* BEGIN Records for this exercise *

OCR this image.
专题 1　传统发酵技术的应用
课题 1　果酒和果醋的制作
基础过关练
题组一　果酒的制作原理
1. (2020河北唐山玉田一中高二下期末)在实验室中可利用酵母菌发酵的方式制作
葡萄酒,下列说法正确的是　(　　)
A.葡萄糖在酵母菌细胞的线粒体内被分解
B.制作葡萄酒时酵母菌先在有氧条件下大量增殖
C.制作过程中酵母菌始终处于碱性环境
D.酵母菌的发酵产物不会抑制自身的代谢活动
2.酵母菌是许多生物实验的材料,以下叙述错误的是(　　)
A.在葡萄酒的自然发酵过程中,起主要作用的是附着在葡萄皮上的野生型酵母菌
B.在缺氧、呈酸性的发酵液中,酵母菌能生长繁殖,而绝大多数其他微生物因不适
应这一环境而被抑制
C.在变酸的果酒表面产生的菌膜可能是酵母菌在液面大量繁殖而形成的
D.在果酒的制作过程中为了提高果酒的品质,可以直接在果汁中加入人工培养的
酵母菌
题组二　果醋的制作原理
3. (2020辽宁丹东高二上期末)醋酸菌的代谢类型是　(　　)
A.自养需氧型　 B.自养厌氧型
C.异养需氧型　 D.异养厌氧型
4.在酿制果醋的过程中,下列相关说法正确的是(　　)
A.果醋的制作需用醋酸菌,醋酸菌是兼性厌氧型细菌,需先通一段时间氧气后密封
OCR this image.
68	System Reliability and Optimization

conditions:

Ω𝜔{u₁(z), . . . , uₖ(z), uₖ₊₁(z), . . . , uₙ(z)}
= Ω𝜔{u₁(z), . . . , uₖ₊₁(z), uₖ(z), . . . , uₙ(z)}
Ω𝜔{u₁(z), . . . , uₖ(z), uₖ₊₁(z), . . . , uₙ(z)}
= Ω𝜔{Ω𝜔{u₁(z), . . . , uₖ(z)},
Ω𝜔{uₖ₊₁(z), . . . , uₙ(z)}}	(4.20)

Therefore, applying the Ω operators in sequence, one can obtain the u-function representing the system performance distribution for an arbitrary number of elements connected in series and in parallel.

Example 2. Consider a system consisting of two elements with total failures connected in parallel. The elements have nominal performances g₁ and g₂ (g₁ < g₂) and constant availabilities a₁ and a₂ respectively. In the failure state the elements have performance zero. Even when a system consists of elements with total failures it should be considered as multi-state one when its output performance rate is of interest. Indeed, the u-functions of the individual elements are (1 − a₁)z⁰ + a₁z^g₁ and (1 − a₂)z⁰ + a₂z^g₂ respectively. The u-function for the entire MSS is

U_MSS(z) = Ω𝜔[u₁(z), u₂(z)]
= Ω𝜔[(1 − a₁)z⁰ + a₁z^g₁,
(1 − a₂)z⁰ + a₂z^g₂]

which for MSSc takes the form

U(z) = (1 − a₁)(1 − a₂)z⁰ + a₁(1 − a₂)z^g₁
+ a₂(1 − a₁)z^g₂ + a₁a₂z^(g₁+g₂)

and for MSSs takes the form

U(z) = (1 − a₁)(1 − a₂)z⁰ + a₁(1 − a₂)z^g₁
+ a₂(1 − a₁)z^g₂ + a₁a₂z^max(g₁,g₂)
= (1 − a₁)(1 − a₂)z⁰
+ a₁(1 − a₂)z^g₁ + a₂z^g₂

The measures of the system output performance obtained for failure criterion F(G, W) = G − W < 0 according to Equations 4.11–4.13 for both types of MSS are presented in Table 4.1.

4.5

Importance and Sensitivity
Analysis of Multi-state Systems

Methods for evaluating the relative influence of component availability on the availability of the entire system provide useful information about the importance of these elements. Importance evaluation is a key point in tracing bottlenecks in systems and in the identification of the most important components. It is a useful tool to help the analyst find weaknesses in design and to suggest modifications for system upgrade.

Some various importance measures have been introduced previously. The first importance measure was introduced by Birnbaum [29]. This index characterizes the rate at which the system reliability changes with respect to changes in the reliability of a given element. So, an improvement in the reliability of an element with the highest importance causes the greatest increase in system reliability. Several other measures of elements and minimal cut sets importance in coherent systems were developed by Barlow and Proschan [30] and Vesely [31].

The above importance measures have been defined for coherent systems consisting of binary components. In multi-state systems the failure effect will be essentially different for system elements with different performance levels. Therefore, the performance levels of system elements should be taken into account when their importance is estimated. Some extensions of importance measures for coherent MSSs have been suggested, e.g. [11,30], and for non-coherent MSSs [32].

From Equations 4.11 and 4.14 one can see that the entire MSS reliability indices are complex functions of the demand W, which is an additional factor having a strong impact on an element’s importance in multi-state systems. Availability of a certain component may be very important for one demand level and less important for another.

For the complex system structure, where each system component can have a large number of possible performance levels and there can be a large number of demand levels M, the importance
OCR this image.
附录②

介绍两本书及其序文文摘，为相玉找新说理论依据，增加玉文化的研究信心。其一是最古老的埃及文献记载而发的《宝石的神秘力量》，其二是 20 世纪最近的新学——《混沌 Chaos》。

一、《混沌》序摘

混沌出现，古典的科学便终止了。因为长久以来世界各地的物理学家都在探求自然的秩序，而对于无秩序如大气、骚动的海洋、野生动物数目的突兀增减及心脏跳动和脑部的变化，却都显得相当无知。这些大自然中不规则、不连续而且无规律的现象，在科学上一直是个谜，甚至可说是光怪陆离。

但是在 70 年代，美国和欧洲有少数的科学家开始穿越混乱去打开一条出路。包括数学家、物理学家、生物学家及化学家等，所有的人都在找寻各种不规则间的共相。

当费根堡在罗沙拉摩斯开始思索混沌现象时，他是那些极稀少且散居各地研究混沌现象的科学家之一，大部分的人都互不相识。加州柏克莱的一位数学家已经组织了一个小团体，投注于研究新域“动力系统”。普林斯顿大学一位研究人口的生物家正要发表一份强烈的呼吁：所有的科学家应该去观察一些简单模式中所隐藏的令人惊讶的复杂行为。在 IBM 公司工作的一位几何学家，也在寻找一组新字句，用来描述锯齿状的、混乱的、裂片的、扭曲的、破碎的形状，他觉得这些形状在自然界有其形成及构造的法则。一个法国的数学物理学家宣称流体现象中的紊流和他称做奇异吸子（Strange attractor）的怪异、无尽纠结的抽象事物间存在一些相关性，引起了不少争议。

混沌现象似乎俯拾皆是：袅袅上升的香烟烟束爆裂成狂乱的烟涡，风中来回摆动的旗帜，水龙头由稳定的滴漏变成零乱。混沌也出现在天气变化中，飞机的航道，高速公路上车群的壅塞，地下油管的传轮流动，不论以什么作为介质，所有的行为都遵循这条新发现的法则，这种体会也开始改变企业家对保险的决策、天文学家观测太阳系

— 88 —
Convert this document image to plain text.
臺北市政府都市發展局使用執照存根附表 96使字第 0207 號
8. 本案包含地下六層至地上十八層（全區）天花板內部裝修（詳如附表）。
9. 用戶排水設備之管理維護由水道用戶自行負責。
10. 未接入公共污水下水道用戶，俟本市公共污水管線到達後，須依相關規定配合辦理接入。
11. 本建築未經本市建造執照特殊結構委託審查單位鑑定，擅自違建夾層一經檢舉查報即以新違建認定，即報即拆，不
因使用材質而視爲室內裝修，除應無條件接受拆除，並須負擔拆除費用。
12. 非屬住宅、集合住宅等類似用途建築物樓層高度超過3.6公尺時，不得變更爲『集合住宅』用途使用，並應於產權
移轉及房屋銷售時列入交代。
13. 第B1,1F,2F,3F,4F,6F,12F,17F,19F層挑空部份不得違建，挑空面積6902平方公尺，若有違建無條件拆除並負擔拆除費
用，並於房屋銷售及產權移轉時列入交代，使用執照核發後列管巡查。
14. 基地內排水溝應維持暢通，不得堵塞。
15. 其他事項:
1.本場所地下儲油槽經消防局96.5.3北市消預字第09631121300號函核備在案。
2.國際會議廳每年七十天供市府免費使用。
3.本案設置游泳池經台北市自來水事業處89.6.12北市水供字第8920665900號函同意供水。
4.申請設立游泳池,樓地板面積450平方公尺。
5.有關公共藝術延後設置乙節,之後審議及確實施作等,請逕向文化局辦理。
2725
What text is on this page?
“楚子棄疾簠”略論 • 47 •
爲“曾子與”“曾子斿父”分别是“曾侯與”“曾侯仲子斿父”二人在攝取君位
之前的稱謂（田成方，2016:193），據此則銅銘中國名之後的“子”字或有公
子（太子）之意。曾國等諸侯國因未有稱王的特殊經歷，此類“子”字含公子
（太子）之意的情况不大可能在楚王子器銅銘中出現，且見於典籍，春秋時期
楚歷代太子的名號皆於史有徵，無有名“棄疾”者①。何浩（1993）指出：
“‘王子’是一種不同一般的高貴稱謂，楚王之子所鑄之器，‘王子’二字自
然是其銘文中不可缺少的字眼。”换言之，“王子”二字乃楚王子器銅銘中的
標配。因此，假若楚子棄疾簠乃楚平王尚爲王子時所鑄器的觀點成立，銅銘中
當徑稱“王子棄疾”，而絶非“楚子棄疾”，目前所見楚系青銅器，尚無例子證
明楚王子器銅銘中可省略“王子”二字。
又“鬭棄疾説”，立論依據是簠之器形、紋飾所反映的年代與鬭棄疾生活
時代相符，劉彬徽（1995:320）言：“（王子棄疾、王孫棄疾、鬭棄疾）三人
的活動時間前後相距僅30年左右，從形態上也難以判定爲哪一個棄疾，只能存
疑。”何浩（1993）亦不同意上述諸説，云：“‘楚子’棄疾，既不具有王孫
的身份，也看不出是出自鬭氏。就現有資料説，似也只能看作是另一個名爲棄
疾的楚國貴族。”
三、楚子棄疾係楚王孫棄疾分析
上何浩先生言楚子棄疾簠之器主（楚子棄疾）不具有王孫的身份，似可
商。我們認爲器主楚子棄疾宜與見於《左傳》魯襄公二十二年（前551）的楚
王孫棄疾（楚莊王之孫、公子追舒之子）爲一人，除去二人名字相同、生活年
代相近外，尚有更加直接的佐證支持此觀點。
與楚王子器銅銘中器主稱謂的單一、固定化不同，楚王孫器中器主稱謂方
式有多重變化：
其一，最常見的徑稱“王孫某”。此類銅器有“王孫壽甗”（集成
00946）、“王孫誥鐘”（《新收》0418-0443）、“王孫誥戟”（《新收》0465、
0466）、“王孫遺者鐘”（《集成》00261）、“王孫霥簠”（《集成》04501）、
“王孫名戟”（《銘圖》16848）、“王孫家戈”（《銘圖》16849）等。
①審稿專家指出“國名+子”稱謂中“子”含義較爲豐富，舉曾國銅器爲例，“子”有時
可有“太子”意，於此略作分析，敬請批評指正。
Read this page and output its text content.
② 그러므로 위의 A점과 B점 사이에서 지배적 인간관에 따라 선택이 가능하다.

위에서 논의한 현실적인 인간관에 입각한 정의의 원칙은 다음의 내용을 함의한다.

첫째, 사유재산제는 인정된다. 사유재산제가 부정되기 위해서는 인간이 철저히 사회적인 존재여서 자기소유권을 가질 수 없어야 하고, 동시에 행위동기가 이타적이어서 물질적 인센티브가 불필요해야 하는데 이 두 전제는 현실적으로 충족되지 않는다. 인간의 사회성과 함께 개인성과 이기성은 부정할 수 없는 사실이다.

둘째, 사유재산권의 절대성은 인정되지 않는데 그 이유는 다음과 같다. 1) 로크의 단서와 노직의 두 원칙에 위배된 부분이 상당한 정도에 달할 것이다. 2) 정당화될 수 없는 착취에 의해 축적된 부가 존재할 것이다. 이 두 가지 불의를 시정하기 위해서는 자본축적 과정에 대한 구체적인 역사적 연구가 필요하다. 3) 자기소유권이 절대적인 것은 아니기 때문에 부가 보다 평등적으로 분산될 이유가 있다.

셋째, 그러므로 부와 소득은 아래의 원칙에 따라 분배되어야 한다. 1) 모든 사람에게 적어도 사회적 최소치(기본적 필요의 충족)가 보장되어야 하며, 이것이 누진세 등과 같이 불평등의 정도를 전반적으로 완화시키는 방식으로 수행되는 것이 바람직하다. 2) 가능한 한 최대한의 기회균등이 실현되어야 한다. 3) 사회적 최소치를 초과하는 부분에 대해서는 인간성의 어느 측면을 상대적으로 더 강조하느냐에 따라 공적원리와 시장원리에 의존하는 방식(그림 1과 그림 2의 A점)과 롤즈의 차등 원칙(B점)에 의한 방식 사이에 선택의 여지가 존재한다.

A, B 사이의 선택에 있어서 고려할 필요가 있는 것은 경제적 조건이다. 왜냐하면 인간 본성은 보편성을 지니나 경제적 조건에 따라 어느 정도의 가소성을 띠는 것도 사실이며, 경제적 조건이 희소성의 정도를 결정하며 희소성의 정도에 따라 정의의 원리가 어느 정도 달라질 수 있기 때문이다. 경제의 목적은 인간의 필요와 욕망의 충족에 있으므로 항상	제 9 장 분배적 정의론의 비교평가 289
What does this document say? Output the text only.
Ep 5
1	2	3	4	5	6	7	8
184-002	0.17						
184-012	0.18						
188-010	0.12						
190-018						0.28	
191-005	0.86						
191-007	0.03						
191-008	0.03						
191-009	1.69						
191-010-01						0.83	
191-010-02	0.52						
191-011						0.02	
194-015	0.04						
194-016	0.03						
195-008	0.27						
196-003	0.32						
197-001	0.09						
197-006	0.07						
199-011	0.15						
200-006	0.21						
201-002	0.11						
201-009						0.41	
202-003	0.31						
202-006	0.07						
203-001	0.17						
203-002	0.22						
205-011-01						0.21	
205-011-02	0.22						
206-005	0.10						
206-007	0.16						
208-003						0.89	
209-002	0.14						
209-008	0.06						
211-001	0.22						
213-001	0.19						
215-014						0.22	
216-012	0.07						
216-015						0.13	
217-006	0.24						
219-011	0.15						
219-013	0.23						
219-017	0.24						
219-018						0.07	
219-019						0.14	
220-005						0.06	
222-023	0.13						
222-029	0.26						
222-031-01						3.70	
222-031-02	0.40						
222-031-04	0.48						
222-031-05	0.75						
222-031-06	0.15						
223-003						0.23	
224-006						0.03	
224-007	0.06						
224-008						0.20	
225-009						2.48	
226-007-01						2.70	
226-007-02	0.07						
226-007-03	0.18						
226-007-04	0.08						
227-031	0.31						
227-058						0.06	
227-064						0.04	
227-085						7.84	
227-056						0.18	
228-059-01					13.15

* END Records for this exercise *

* Instructions to follow *
Take the line that contains "What does this" and each line after it down to the last of the records, and retype them exactly; add nothing else.

* Output for this task *
What does this document say? Output the text only.
Ep 5
1	2	3	4	5	6	7	8
184-002	0.17						
184-012	0.18						
188-010	0.12						
190-018						0.28	
191-005	0.86						
191-007	0.03						
191-008	0.03						
191-009	1.69						
191-010-01						0.83	
191-010-02	0.52						
191-011						0.02	
194-015	0.04						
194-016	0.03						
195-008	0.27						
196-003	0.32						
197-001	0.09						
197-006	0.07						
199-011	0.15						
200-006	0.21						
201-002	0.11						
201-009						0.41	
202-003	0.31						
202-006	0.07						
203-001	0.17						
203-002	0.22						
205-011-01						0.21	
205-011-02	0.22						
206-005	0.10						
206-007	0.16						
208-003						0.89	
209-002	0.14						
209-008	0.06						
211-001	0.22						
213-001	0.19						
215-014						0.22	
216-012	0.07						
216-015						0.13	
217-006	0.24						
219-011	0.15						
219-013	0.23						
219-017	0.24						
219-018						0.07	
219-019						0.14	
220-005						0.06	
222-023	0.13						
222-029	0.26						
222-031-01						3.70	
222-031-02	0.40						
222-031-04	0.48						
222-031-05	0.75						
222-031-06	0.15						
223-003						0.23	
224-006						0.03	
224-007	0.06						
224-008						0.20	
225-009						2.48	
226-007-01						2.70	
226-007-02	0.07						
226-007-03	0.18						
226-007-04	0.08						
227-031	0.31						
227-058						0.06	
227-064						0.04	
227-085						7.84	
227-056						0.18	
228-059-01					13.15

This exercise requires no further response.